» **Objective A**
According to the text on token stream parsing, what information does each token preserve, and for what purposes?

» **Reading passage**
<<<<

Token extraction demonstrates pest’s ability to function as a lexer. The grammar identifies different token types while preserving their textual representation.

#![allow(unused)]
fn main() {
/// Parse input into a stream of tokens
pub fn parse_tokens(input: &str) -> Result<Vec<Token>> {
    let pairs = Self::parse(Rule::token_stream, input).map_err(Box::new)?;
    let mut tokens = Vec::new();

    for pair in pairs
        .into_iter()
        .next()
        .ok_or(ParseError::UnexpectedEOF)?
        .into_inner()
    {
        if pair.as_rule() != Rule::EOI {
            tokens.push(Self::build_token(pair)?);
        }
    }

    Ok(tokens)
}
}

Token stream parsing extracts lexical elements from source text. Each token preserves its span information for error reporting and source mapping. The approach separates lexical analysis from syntactic parsing when needed.

>>>>

[Rows from a layout dataset]
<<<<

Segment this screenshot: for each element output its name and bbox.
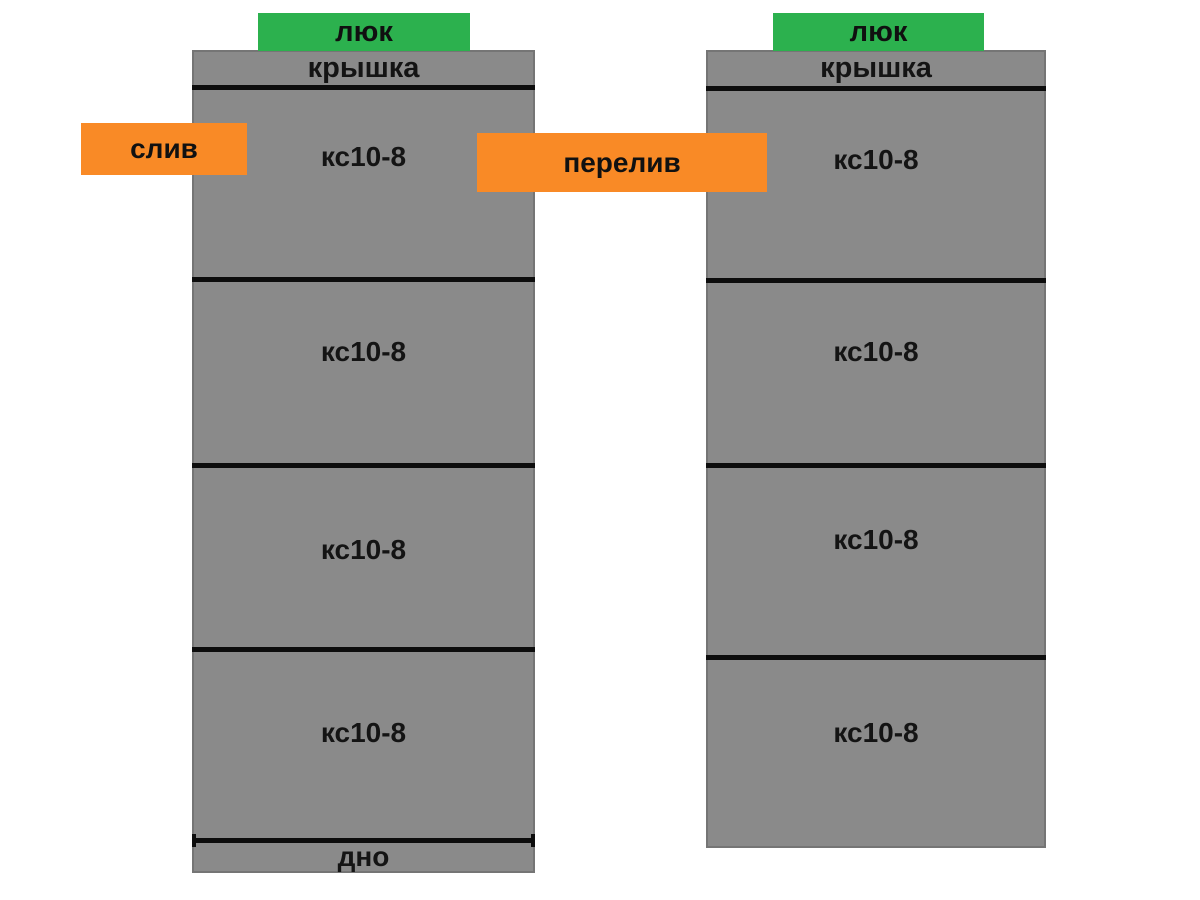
overflow-pipe-label: перелив xyxy=(477,133,767,192)
right-well-ring-joint-line-1 xyxy=(706,278,1046,283)
left-well-lid-joint-line xyxy=(192,85,535,90)
left-well-hatch: люк xyxy=(258,13,470,51)
right-well-ring-4-label: кс10-8 xyxy=(833,717,919,748)
left-well-ring-joint-line-3 xyxy=(192,647,535,652)
left-well-ring-3-label: кс10-8 xyxy=(320,534,407,565)
left-well-ring-joint-line-1 xyxy=(192,277,535,282)
left-well-bottom-line xyxy=(192,834,535,847)
right-well-ring-3-label: кс10-8 xyxy=(833,524,919,555)
left-well-ring-4-label: кс10-8 xyxy=(320,717,407,748)
right-well-ring-1-label: кс10-8 xyxy=(833,144,919,175)
left-well-ring-1-label: кс10-8 xyxy=(320,141,407,172)
left-well-lid-label: крышка xyxy=(307,52,420,84)
left-well-bottom-label: дно xyxy=(337,840,390,872)
right-well-hatch: люк xyxy=(773,13,984,51)
right-well-ring-joint-line-2 xyxy=(706,463,1046,468)
drain-pipe-label: слив xyxy=(81,123,247,175)
left-well-ring-2-label: кс10-8 xyxy=(320,336,407,367)
right-well-lid-joint-line xyxy=(706,86,1046,91)
left-well-ring-joint-line-2 xyxy=(192,463,535,468)
right-well-lid-label: крышка xyxy=(820,52,932,84)
right-well-ring-2-label: кс10-8 xyxy=(833,336,919,367)
right-well-ring-joint-line-3 xyxy=(706,655,1046,660)
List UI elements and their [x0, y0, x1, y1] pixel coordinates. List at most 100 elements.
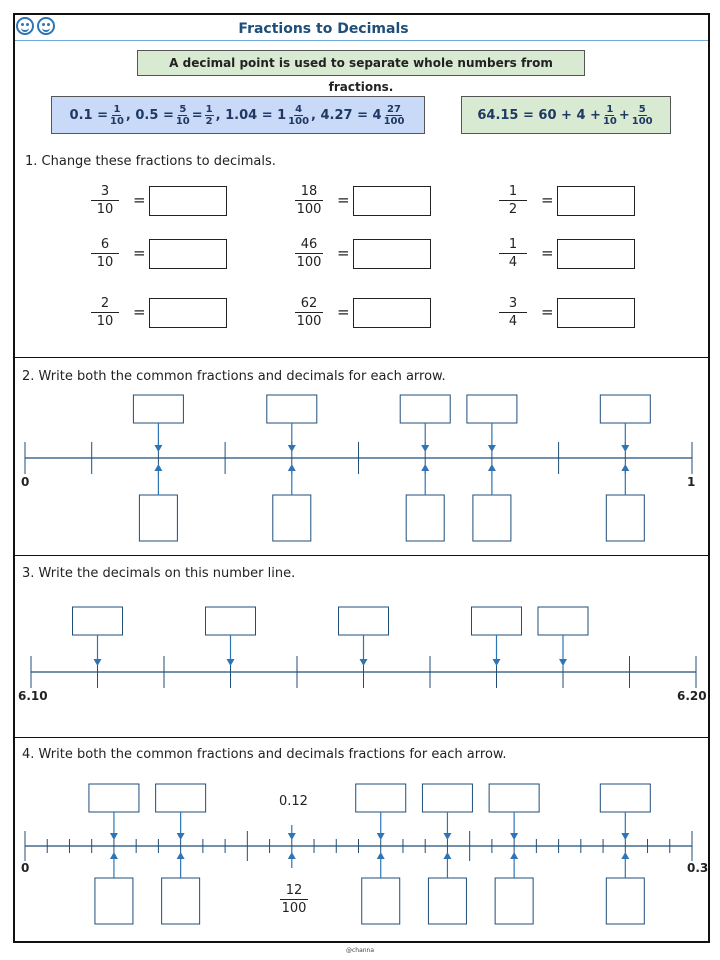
- arrow-head: [154, 464, 163, 471]
- answer-box[interactable]: [557, 239, 635, 269]
- arrow-head: [109, 852, 118, 859]
- answer-box[interactable]: [149, 239, 227, 269]
- answer-box[interactable]: [94, 877, 134, 925]
- answer-box[interactable]: [421, 783, 473, 813]
- answer-box[interactable]: [599, 394, 651, 424]
- answer-box[interactable]: [272, 494, 312, 542]
- answer-box[interactable]: [471, 606, 522, 636]
- answer-box[interactable]: [72, 606, 123, 636]
- arrow-head: [154, 445, 163, 452]
- example-text: , 1.04 = 1: [215, 107, 287, 123]
- answer-box[interactable]: [149, 298, 227, 328]
- answer-box[interactable]: [353, 239, 431, 269]
- answer-box[interactable]: [599, 783, 651, 813]
- worksheet: Fractions to Decimals A decimal point is…: [13, 13, 710, 943]
- arrow-head: [109, 833, 118, 840]
- answer-box[interactable]: [605, 877, 645, 925]
- answer-box[interactable]: [138, 494, 178, 542]
- line-start-label: 0: [21, 475, 30, 489]
- answer-box[interactable]: [353, 186, 431, 216]
- arrow-head: [287, 833, 296, 840]
- arrow-head: [510, 852, 519, 859]
- arrow-head: [487, 445, 496, 452]
- answer-box[interactable]: [427, 877, 467, 925]
- answer-box[interactable]: [205, 606, 256, 636]
- answer-box[interactable]: [132, 394, 184, 424]
- arrow-head: [510, 833, 519, 840]
- arrow-head: [443, 833, 452, 840]
- answer-box[interactable]: [399, 394, 451, 424]
- arrow-head: [287, 445, 296, 452]
- credit: @channa: [345, 947, 375, 954]
- equals-sign: =: [541, 191, 554, 209]
- example-text: 0.1 =: [69, 107, 108, 123]
- answer-box[interactable]: [266, 394, 318, 424]
- arrow-head: [376, 833, 385, 840]
- line-start-label: 0: [21, 861, 30, 875]
- answer-box[interactable]: [405, 494, 445, 542]
- arrow-head: [621, 445, 630, 452]
- example-text: +: [618, 107, 630, 123]
- equals-sign: =: [337, 191, 350, 209]
- equals-sign: =: [133, 191, 146, 209]
- answer-box[interactable]: [88, 783, 140, 813]
- arrow-head: [492, 659, 501, 666]
- smiley-icon: [37, 17, 55, 35]
- answer-box[interactable]: [161, 877, 201, 925]
- answer-box[interactable]: [338, 606, 389, 636]
- question-1-prompt: 1. Change these fractions to decimals.: [25, 154, 276, 169]
- equals-sign: =: [541, 244, 554, 262]
- answer-box[interactable]: [494, 877, 534, 925]
- answer-box[interactable]: [149, 186, 227, 216]
- arrow-head: [176, 833, 185, 840]
- smiley-icon: [16, 17, 34, 35]
- arrow-head: [559, 659, 567, 666]
- answer-box[interactable]: [472, 494, 512, 542]
- answer-box[interactable]: [557, 186, 635, 216]
- arrow-head: [621, 833, 630, 840]
- arrow-head: [443, 852, 452, 859]
- answer-box[interactable]: [466, 394, 518, 424]
- question-2-prompt: 2. Write both the common fractions and d…: [22, 369, 446, 384]
- title-divider: [15, 40, 708, 41]
- answer-box[interactable]: [355, 783, 407, 813]
- decimal-point-note: A decimal point is used to separate whol…: [137, 50, 585, 94]
- arrow-head: [93, 659, 102, 666]
- line-end-label: 1: [687, 475, 696, 489]
- equals-sign: =: [133, 303, 146, 321]
- arrow-head: [176, 852, 185, 859]
- answer-box[interactable]: [361, 877, 401, 925]
- answer-box[interactable]: [605, 494, 645, 542]
- section-divider: [15, 555, 708, 556]
- answer-box[interactable]: [488, 783, 540, 813]
- example-text: , 0.5 =: [125, 107, 174, 123]
- question-4-number-line: [24, 783, 693, 925]
- answer-box[interactable]: [155, 783, 207, 813]
- answer-box[interactable]: [353, 298, 431, 328]
- page-title: Fractions to Decimals: [238, 21, 409, 37]
- answer-box[interactable]: [537, 606, 589, 636]
- equals-sign: =: [337, 244, 350, 262]
- arrow-head: [421, 445, 430, 452]
- example-text: 64.15 = 60 + 4 +: [477, 107, 601, 123]
- arrow-head: [359, 659, 368, 666]
- arrow-head: [376, 852, 385, 859]
- line-end-label: 0.3: [687, 861, 709, 875]
- question-4-prompt: 4. Write both the common fractions and d…: [22, 747, 507, 762]
- line-start-label: 6.10: [18, 689, 48, 703]
- answer-box[interactable]: [557, 298, 635, 328]
- equals-sign: =: [133, 244, 146, 262]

>>>>

» **Objective B**
In the records, copy verbatim every line from the line containing "overflow-pipe-label: перелив xyxy=(477,133,767,192)" through the line containing "left-well-ring-joint-line-3 xyxy=(192,647,535,652)", including both of those lines.

» **Written reply A**
Each token preserves its span information for error reporting and source mapping.

» **Written reply B**
overflow-pipe-label: перелив xyxy=(477,133,767,192)
right-well-ring-joint-line-1 xyxy=(706,278,1046,283)
left-well-lid-joint-line xyxy=(192,85,535,90)
left-well-hatch: люк xyxy=(258,13,470,51)
right-well-ring-4-label: кс10-8 xyxy=(833,717,919,748)
left-well-ring-joint-line-3 xyxy=(192,647,535,652)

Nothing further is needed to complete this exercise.